*Stated problem*
Your task is to repeat all of the data exactly while excluding the pictures.

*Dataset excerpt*

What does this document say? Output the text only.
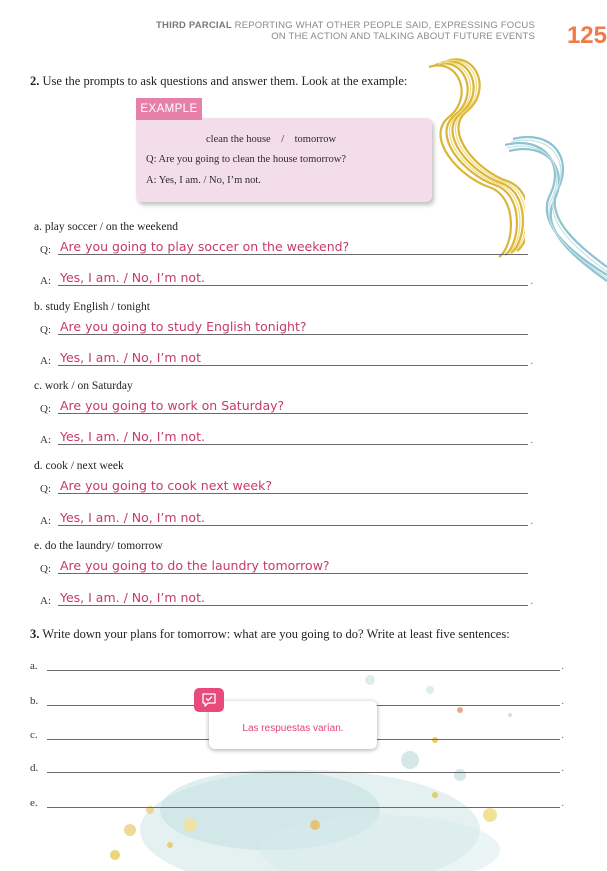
THIRD PARCIAL REPORTING WHAT OTHER PEOPLE SAID, EXPRESSING FOCUS
ON THE ACTION AND TALKING ABOUT FUTURE EVENTS 125
2. Use the prompts to ask questions and answer them. Look at the example:
EXAMPLE
clean the house    /    tomorrow
Q: Are you going to clean the house tomorrow?
A: Yes, I am. / No, I’m not.
a. play soccer / on the weekend
Q: Are you going to play soccer on the weekend?
A: Yes, I am. / No, I’m not.	.
b. study English / tonight
Q: Are you going to study English tonight?
A: Yes, I am. / No, I’m not	.
c. work / on Saturday
Q: Are you going to work on Saturday?
A: Yes, I am. / No, I’m not.	.
d. cook / next week
Q: Are you going to cook next week?
A: Yes, I am. / No, I’m not.	.
e. do the laundry/ tomorrow
Q: Are you going to do the laundry tomorrow?
A: Yes, I am. / No, I’m not.	.
3. Write down your plans for tomorrow: what are you going to do? Write at least five sentences:
a.	.
b.	.
c.	.
d.	.
e.	.
Las respuestas varían.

*Exercise response*
What does this document say? Output the text only.
THIRD PARCIAL REPORTING WHAT OTHER PEOPLE SAID, EXPRESSING FOCUS
ON THE ACTION AND TALKING ABOUT FUTURE EVENTS 125
2. Use the prompts to ask questions and answer them. Look at the example:
EXAMPLE
clean the house    /    tomorrow
Q: Are you going to clean the house tomorrow?
A: Yes, I am. / No, I’m not.
a. play soccer / on the weekend
Q: Are you going to play soccer on the weekend?
A: Yes, I am. / No, I’m not.	.
b. study English / tonight
Q: Are you going to study English tonight?
A: Yes, I am. / No, I’m not	.
c. work / on Saturday
Q: Are you going to work on Saturday?
A: Yes, I am. / No, I’m not.	.
d. cook / next week
Q: Are you going to cook next week?
A: Yes, I am. / No, I’m not.	.
e. do the laundry/ tomorrow
Q: Are you going to do the laundry tomorrow?
A: Yes, I am. / No, I’m not.	.
3. Write down your plans for tomorrow: what are you going to do? Write at least five sentences:
a.	.
b.	.
c.	.
d.	.
e.	.
Las respuestas varían.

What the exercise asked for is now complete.